Data provided:
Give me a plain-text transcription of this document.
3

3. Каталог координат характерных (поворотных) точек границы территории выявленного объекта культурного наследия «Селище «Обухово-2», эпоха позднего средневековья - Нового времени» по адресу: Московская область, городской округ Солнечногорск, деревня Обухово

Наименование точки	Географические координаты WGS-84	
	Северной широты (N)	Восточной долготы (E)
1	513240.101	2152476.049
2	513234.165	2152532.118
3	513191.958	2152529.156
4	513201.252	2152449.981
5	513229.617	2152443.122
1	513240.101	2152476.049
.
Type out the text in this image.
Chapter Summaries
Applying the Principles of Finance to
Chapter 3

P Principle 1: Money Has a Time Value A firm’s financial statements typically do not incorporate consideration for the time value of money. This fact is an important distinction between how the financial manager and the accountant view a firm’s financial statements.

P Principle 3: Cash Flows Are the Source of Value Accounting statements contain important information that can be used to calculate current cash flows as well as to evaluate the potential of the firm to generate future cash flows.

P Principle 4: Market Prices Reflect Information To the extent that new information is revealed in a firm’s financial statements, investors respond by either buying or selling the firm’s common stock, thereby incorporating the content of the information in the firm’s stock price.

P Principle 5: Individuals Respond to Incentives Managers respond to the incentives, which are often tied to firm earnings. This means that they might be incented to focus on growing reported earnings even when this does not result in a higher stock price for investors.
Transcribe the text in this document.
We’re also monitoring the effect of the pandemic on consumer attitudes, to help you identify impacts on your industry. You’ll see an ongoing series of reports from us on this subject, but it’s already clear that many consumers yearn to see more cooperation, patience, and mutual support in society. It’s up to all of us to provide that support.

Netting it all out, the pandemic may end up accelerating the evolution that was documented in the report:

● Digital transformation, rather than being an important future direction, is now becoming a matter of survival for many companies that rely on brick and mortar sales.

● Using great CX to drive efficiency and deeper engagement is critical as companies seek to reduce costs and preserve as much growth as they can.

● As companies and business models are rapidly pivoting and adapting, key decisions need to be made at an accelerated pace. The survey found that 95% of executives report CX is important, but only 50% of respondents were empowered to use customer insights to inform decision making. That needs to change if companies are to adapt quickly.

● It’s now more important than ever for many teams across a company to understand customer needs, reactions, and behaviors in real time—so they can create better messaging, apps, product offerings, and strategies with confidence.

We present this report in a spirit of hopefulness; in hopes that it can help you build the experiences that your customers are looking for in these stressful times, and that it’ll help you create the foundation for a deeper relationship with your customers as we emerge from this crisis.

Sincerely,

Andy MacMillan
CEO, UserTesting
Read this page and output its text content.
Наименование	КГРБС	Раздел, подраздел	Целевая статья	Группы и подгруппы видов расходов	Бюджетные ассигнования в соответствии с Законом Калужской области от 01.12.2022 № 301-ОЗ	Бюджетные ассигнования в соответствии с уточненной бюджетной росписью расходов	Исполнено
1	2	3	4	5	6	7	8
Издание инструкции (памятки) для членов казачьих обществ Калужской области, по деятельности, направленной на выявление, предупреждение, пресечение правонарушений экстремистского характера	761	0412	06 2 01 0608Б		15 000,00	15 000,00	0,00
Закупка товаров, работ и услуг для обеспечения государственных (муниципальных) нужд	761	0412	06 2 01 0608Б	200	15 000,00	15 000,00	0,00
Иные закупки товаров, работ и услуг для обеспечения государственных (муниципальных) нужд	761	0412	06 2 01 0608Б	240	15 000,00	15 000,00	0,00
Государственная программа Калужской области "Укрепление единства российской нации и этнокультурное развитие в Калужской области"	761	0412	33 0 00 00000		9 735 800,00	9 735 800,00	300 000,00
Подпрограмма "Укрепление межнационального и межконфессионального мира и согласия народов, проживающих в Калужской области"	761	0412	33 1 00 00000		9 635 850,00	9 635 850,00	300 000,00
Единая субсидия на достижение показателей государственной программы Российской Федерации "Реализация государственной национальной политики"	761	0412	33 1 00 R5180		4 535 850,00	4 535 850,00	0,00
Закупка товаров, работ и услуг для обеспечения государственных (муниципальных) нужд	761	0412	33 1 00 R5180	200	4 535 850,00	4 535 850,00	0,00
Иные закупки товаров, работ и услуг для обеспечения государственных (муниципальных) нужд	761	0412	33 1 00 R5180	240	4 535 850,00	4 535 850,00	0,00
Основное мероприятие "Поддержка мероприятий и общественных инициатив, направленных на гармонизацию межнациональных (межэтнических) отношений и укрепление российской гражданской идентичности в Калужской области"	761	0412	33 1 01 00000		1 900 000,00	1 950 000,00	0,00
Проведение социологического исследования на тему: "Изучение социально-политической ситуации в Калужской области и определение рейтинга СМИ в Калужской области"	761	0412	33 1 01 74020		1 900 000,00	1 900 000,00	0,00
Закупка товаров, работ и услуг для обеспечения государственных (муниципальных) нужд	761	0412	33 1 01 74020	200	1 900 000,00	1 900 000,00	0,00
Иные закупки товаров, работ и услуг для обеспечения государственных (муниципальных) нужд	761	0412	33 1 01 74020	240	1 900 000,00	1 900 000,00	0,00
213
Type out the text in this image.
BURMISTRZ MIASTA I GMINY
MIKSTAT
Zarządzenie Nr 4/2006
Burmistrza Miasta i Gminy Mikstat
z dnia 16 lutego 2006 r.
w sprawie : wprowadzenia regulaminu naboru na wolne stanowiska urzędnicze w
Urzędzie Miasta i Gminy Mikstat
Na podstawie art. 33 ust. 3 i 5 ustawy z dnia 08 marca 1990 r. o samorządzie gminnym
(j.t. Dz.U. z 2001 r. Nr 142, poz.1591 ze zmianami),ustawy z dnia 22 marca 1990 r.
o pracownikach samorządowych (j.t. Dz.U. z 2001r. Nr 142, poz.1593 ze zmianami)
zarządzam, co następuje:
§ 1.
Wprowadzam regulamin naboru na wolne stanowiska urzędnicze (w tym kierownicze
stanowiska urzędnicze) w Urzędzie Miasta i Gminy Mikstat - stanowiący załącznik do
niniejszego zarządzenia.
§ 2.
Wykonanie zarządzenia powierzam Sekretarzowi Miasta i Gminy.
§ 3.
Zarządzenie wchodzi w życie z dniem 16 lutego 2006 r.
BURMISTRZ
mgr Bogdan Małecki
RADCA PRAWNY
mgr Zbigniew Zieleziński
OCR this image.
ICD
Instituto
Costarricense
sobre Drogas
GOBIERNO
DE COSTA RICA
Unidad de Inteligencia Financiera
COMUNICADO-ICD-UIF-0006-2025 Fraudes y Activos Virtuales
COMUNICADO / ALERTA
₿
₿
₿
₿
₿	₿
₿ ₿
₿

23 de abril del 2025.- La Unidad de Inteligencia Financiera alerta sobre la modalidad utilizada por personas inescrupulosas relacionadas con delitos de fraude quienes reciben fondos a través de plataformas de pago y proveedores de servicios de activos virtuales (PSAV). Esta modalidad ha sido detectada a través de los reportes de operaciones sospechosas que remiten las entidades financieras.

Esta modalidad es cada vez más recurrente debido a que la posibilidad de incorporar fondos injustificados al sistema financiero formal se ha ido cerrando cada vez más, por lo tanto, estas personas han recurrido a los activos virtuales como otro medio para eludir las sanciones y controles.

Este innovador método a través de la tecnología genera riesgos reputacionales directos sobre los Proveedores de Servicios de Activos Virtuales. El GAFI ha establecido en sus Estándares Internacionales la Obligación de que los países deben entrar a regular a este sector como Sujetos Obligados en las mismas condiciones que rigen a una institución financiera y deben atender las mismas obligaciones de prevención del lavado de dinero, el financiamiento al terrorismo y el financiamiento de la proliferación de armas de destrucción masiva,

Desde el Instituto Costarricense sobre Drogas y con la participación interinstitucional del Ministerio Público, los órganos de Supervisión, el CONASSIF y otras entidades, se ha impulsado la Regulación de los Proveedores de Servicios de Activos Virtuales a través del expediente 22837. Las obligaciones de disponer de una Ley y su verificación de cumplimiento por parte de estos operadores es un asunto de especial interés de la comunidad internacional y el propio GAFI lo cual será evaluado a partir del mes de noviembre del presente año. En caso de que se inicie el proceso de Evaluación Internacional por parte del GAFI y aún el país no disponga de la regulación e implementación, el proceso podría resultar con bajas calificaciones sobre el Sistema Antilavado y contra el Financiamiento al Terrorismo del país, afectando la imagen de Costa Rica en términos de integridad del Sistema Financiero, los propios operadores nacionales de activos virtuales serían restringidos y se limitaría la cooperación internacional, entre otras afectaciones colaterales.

Written problem:
Find each line with the string "naboru" and copy it out.

Task answer:
w sprawie : wprowadzenia regulaminu naboru na wolne stanowiska urzędnicze w
Wprowadzam regulamin naboru na wolne stanowiska urzędnicze (w tym kierownicze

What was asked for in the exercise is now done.